Smoothie Order Handler

This construct pulls all the Lambda functions together into our state machine. Each stage corresponds to one of the stages in the State Machine Visual Representation section.

The actual state machine is defined as a chain of functions:

const orderDef =
getAvailableRobot
.next(setRobotWorking)
.next(tellRobotOrder
.addCatch(setRobotBroken.next(finishFailure),
{
errors: [step.Errors.TIMEOUT],
resultPath: step.JsonPath.DISCARD,
})
)
.next(setRobotFinished)
.next(finishSuccess);

Defining each stage as a constant, then chaining them together, allows us to see the logic of the state machine more easily. However, it does hide the information that is being passed between stages - Step Functions will store metadata while executing and pass the output of one function to the next. We don't always want to pass the output of one function directly to another, so we define how to modify the data for each stage.

For example, the Get Robot function looks up a robot name, so the entire output payload should be saved for the next function:

const getAvailableRobot = new steptasks.LambdaInvoke(this, 'GetRobot', {
lambdaFunction: functions.getAvailableRobotFunction,
outputPath: "$.Payload",
});

However, the Set Robot Working stage does not produce any relevant output for future stages, so its output can be discarded. Also, it needs a new Status field defined for the function to work, so the payload is defined in the stage. To set one of the fields based on the output of the previous function, we use .$ to tell Step Functions to fill it in automatically. Hence, the result is:

const setRobotWorking = new steptasks.LambdaInvoke(this, 'SetRobotWorking', {
lambdaFunction: functions.updateStatusFunction,
payload: step.TaskInput.fromObject({
"RobotName.$": "$.RobotName",
"Status": "WORKING",
}),
resultPath: step.JsonPath.DISCARD,
});

Another interesting thing to see in this construct is how to define a stage that waits for a task to complete before continuing. This is done by changing the integration pattern, plus passing the task token to the task handler - in this case, our mock robot. The definition is as follows:

const tellRobotOrder = new steptasks.LambdaInvoke(this, 'TellRobotOrder', {
lambdaFunction: functions.sendMqttFunction,
// Define the task token integration pattern
integrationPattern: step.IntegrationPattern.WAIT_FOR_TASK_TOKEN,
// Define the task timeout
taskTimeout: step.Timeout.duration(cdk.Duration.seconds(10)),
payload: step.TaskInput.fromObject({
// Pass the task token to the task handler
"TaskToken": step.JsonPath.taskToken,
"RobotName.$": "$.RobotName",
"SmoothieName.$": "$.SmoothieName",
}),
resultPath: step.JsonPath.DISCARD,
});

This tells the state machine to generate a task token and give it to the Lambda function as defined, then wait for a task success signal before continuing. We can also define a catch route in case the task times out, which is done using the addCatch function:

.addCatch(setRobotBroken.next(finishFailure),
{
errors: [step.Errors.TIMEOUT],
resultPath: step.JsonPath.DISCARD,
})

With that, we've seen how the state machine is built, seen how it runs, and seen how to completely define it in CDK code.

Challenge!
+++
Exercise task:
Output the part of the smoothie order handler text from "This tells the" up to and including "in CDK code.", word for word.

Excerpted data:
+++
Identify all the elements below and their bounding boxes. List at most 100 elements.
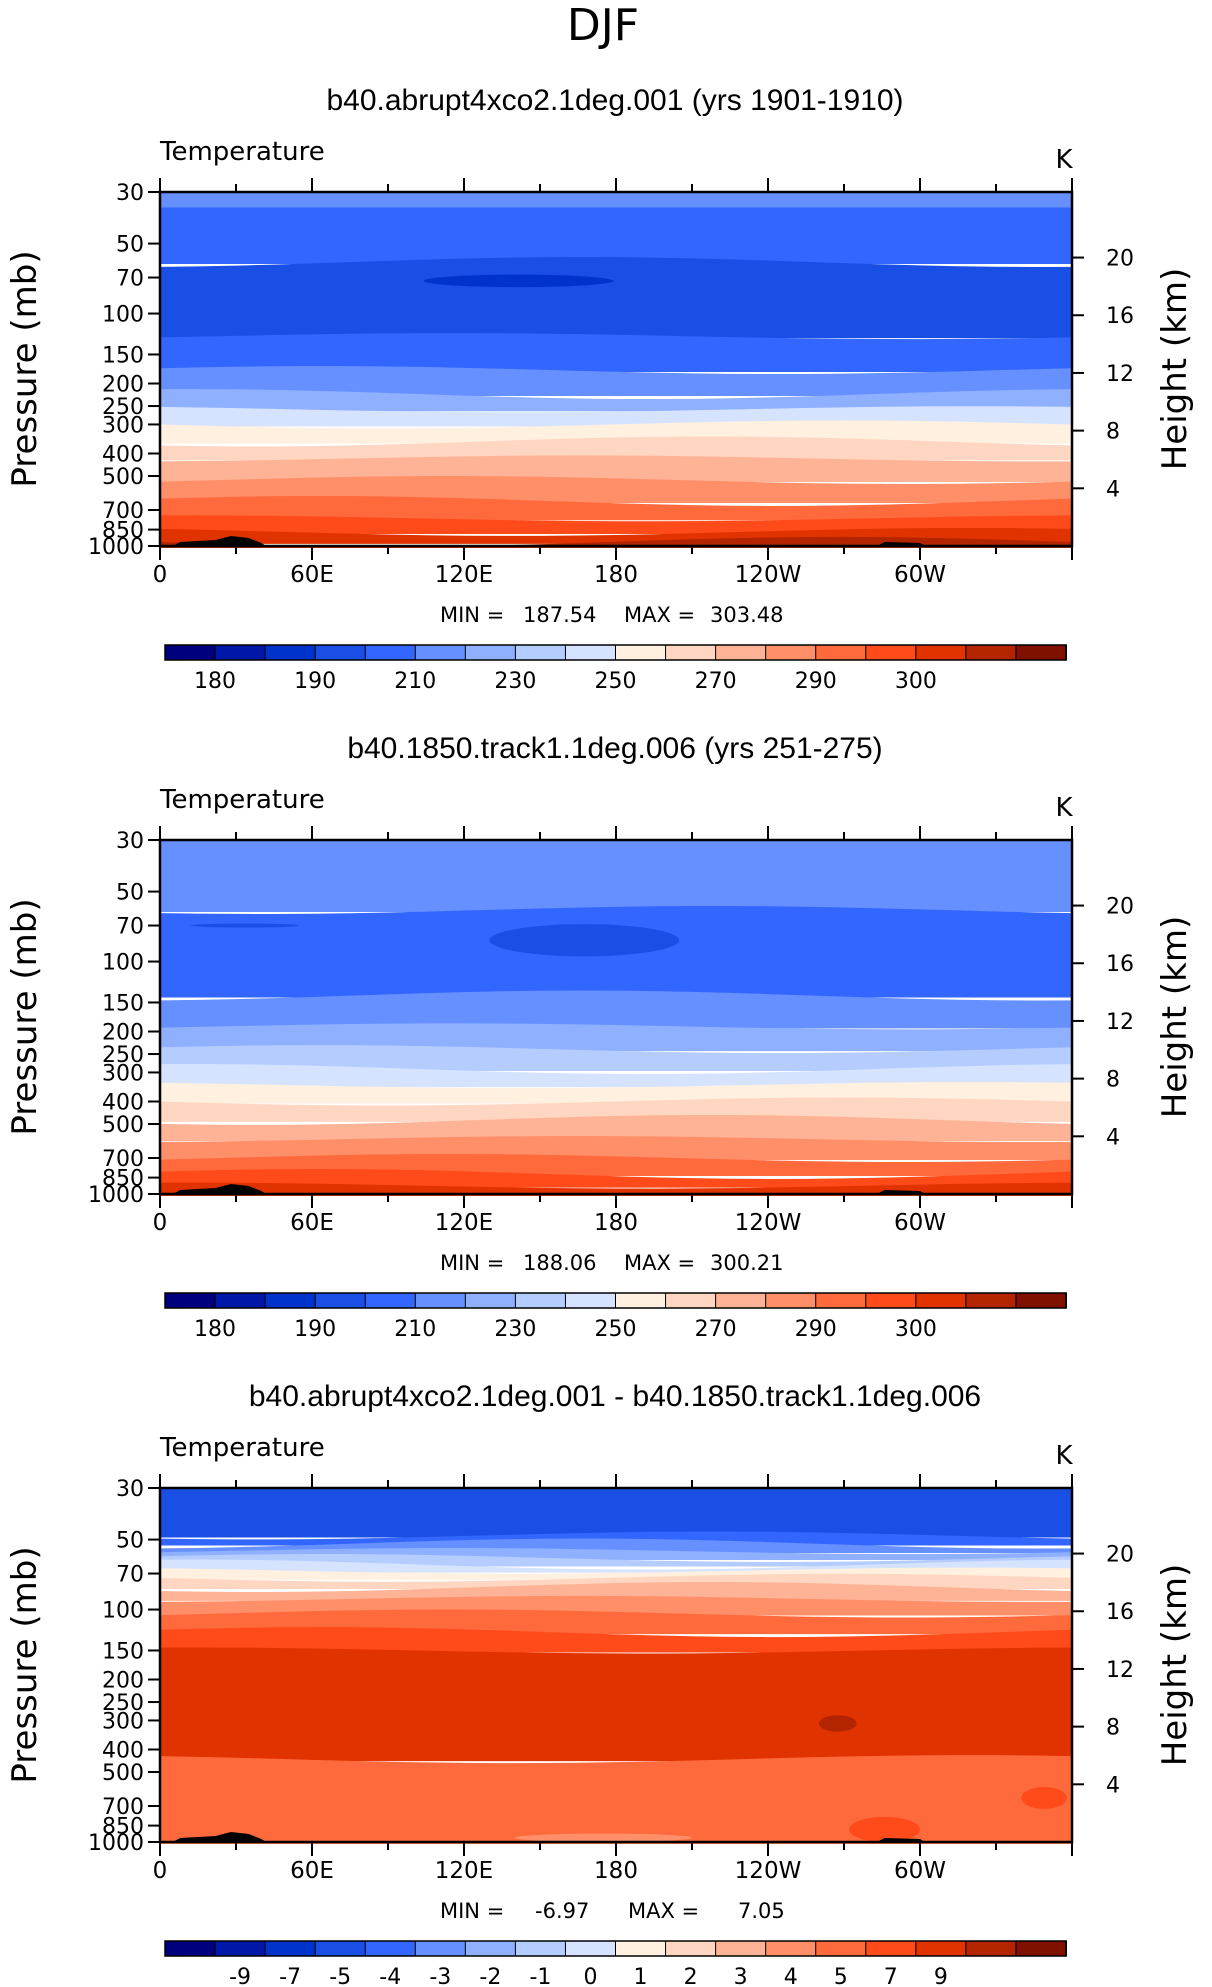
colorbar-label: -1 bbox=[529, 1965, 551, 1987]
min-label: MIN = bbox=[440, 1899, 504, 1923]
colorbar-label: 190 bbox=[294, 669, 336, 694]
contour-band bbox=[160, 192, 1072, 210]
colorbar-swatch bbox=[264, 1292, 317, 1309]
pressure-tick-label: 100 bbox=[102, 951, 144, 976]
contour-band bbox=[160, 366, 1072, 397]
pressure-tick-label: 200 bbox=[102, 1669, 144, 1694]
pressure-tick-label: 250 bbox=[102, 395, 144, 420]
colorbar-swatch bbox=[865, 1292, 917, 1309]
y-axis-label: Pressure (mb) bbox=[5, 1546, 45, 1783]
colorbar-frame bbox=[164, 644, 1067, 661]
contour-band bbox=[160, 256, 1072, 339]
pressure-tick-label: 200 bbox=[102, 1021, 144, 1046]
contour-band bbox=[160, 1168, 1072, 1188]
contour-band bbox=[160, 333, 1072, 373]
colorbar-swatch bbox=[865, 644, 917, 661]
colorbar-swatch bbox=[715, 1292, 767, 1309]
contour-band bbox=[160, 495, 1072, 521]
pressure-tick-label: 250 bbox=[102, 1691, 144, 1716]
colorbar-label: -3 bbox=[429, 1965, 451, 1987]
contour-fill bbox=[160, 1488, 1072, 1844]
panel-difference: b40.abrupt4xco2.1deg.001 - b40.1850.trac… bbox=[5, 1380, 1195, 1987]
pressure-tick-label: 300 bbox=[102, 1061, 144, 1086]
y-axis-label: Pressure (mb) bbox=[5, 250, 45, 487]
contour-band bbox=[160, 420, 1072, 444]
variable-label: Temperature bbox=[159, 785, 325, 815]
contour-band bbox=[160, 1627, 1072, 1653]
colorbar-swatch bbox=[514, 1940, 567, 1957]
contour-band bbox=[160, 1553, 1072, 1567]
pressure-tick-label: 850 bbox=[102, 1167, 144, 1192]
height-tick-label: 20 bbox=[1106, 895, 1134, 920]
pressure-tick-label: 400 bbox=[102, 1738, 144, 1763]
height-tick-label: 4 bbox=[1106, 1125, 1120, 1150]
contour-fill bbox=[160, 192, 1072, 548]
contour-feature bbox=[1021, 1787, 1067, 1809]
contour-band bbox=[160, 436, 1072, 461]
contour-band bbox=[160, 1136, 1072, 1160]
x-tick-label: 120E bbox=[435, 1210, 493, 1236]
colorbar-swatch bbox=[915, 644, 967, 661]
pressure-tick-label: 850 bbox=[102, 519, 144, 544]
contour-band bbox=[160, 455, 1072, 482]
colorbar-swatch bbox=[364, 1940, 417, 1957]
colorbar-swatch bbox=[164, 644, 217, 661]
min-label: MIN = bbox=[440, 603, 504, 627]
colorbar-swatch bbox=[765, 644, 817, 661]
min-value: 187.54 bbox=[523, 603, 596, 627]
height-tick-label: 4 bbox=[1106, 1773, 1120, 1798]
colorbar-label: 300 bbox=[895, 1317, 937, 1342]
colorbar-swatch bbox=[615, 644, 667, 661]
max-label: MAX = bbox=[628, 1899, 699, 1923]
x-tick-label: 0 bbox=[153, 562, 168, 588]
colorbar-swatch bbox=[765, 1292, 817, 1309]
colorbar-swatch bbox=[615, 1940, 667, 1957]
pressure-tick-label: 150 bbox=[102, 343, 144, 368]
max-label: MAX = bbox=[624, 1251, 695, 1275]
colorbar-swatch bbox=[715, 1940, 767, 1957]
x-tick-label: 60W bbox=[894, 562, 946, 588]
pressure-tick-label: 70 bbox=[116, 267, 144, 292]
colorbar-swatch bbox=[815, 1940, 867, 1957]
x-tick-label: 60E bbox=[290, 562, 334, 588]
contour-feature bbox=[190, 923, 300, 928]
units-label: K bbox=[1055, 1441, 1073, 1471]
colorbar-label: -2 bbox=[479, 1965, 501, 1987]
panel-track1: b40.1850.track1.1deg.006 (yrs 251-275) T… bbox=[5, 732, 1195, 1342]
colorbar: 180 190 210 230 250 270 290 300 bbox=[164, 644, 1068, 694]
pressure-tick-label: 50 bbox=[116, 1529, 144, 1554]
max-value: 7.05 bbox=[738, 1899, 785, 1923]
colorbar-swatch bbox=[264, 1940, 317, 1957]
contour-band bbox=[160, 1582, 1072, 1601]
colorbar-label: 180 bbox=[194, 669, 236, 694]
colorbar-swatch bbox=[564, 644, 617, 661]
colorbar-swatch bbox=[715, 644, 767, 661]
y2-axis-label: Height (km) bbox=[1155, 268, 1195, 471]
pressure-tick-label: 700 bbox=[102, 1147, 144, 1172]
pressure-tick-label: 150 bbox=[102, 991, 144, 1016]
colorbar-swatch bbox=[414, 1292, 467, 1309]
x-tick-label: 60E bbox=[290, 1210, 334, 1236]
contour-band bbox=[160, 1064, 1072, 1088]
contour-feature bbox=[514, 1833, 692, 1842]
contour-band bbox=[160, 476, 1072, 503]
colorbar-swatch bbox=[264, 644, 317, 661]
x-tick-label: 180 bbox=[594, 1210, 638, 1236]
colorbar-label: 0 bbox=[583, 1965, 597, 1987]
colorbar-label: -9 bbox=[229, 1965, 251, 1987]
colorbar-label: 190 bbox=[294, 1317, 336, 1342]
colorbar-swatch bbox=[965, 1940, 1017, 1957]
colorbar-swatch bbox=[464, 1940, 517, 1957]
colorbar-swatch bbox=[815, 1292, 867, 1309]
colorbar-swatch bbox=[364, 1292, 417, 1309]
colorbar-swatch bbox=[364, 644, 417, 661]
height-tick-label: 8 bbox=[1106, 1716, 1120, 1741]
pressure-tick-label: 400 bbox=[102, 1090, 144, 1115]
pressure-tick-label: 30 bbox=[116, 181, 144, 206]
colorbar-label: 2 bbox=[684, 1965, 698, 1987]
x-tick-label: 60W bbox=[894, 1210, 946, 1236]
x-tick-label: 120W bbox=[735, 1210, 802, 1236]
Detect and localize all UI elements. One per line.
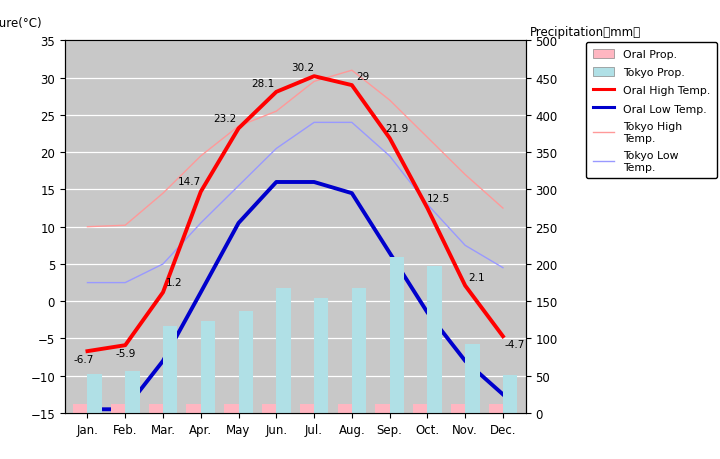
Bar bbox=[489, 404, 503, 413]
Text: 29: 29 bbox=[356, 72, 370, 82]
Bar bbox=[262, 404, 276, 413]
Text: 23.2: 23.2 bbox=[214, 114, 237, 123]
Text: 28.1: 28.1 bbox=[251, 78, 275, 89]
Bar bbox=[238, 311, 253, 413]
Legend: Oral Prop., Tokyo Prop., Oral High Temp., Oral Low Temp., Tokyo High
Temp., Toky: Oral Prop., Tokyo Prop., Oral High Temp.… bbox=[586, 43, 717, 179]
Text: -4.7: -4.7 bbox=[504, 340, 524, 350]
Y-axis label: Temperature(°C): Temperature(°C) bbox=[0, 17, 42, 30]
Bar bbox=[125, 371, 140, 413]
Bar bbox=[276, 288, 291, 413]
Text: -5.9: -5.9 bbox=[115, 348, 135, 358]
Bar bbox=[87, 375, 102, 413]
Text: 1.2: 1.2 bbox=[166, 277, 183, 287]
Text: 21.9: 21.9 bbox=[385, 123, 409, 133]
Bar bbox=[163, 326, 177, 413]
Bar bbox=[314, 299, 328, 413]
Bar bbox=[428, 267, 442, 413]
Bar bbox=[390, 257, 404, 413]
Text: 30.2: 30.2 bbox=[291, 63, 315, 73]
Bar bbox=[111, 404, 125, 413]
Y-axis label: Precipitation（mm）: Precipitation（mm） bbox=[530, 27, 642, 39]
Bar bbox=[451, 404, 465, 413]
Bar bbox=[148, 404, 163, 413]
Text: 14.7: 14.7 bbox=[178, 177, 201, 187]
Bar bbox=[413, 404, 428, 413]
Bar bbox=[224, 404, 238, 413]
Text: 2.1: 2.1 bbox=[468, 272, 485, 282]
Bar bbox=[375, 404, 390, 413]
Bar bbox=[503, 375, 517, 413]
Bar bbox=[201, 321, 215, 413]
Bar bbox=[465, 344, 480, 413]
Bar bbox=[73, 404, 87, 413]
Text: 12.5: 12.5 bbox=[427, 193, 450, 203]
Bar bbox=[300, 404, 314, 413]
Bar bbox=[186, 404, 201, 413]
Text: -6.7: -6.7 bbox=[73, 354, 94, 364]
Bar bbox=[352, 288, 366, 413]
Bar bbox=[338, 404, 352, 413]
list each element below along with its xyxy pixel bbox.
+++
The result:
This tells the state machine to generate a task token and give it to the Lambda function as defined, then wait for a task success signal before continuing. We can also define a catch route in case the task times out, which is done using the addCatch function:

.addCatch(setRobotBroken.next(finishFailure),
{
errors: [step.Errors.TIMEOUT],
resultPath: step.JsonPath.DISCARD,
})

With that, we've seen how the state machine is built, seen how it runs, and seen how to completely define it in CDK code.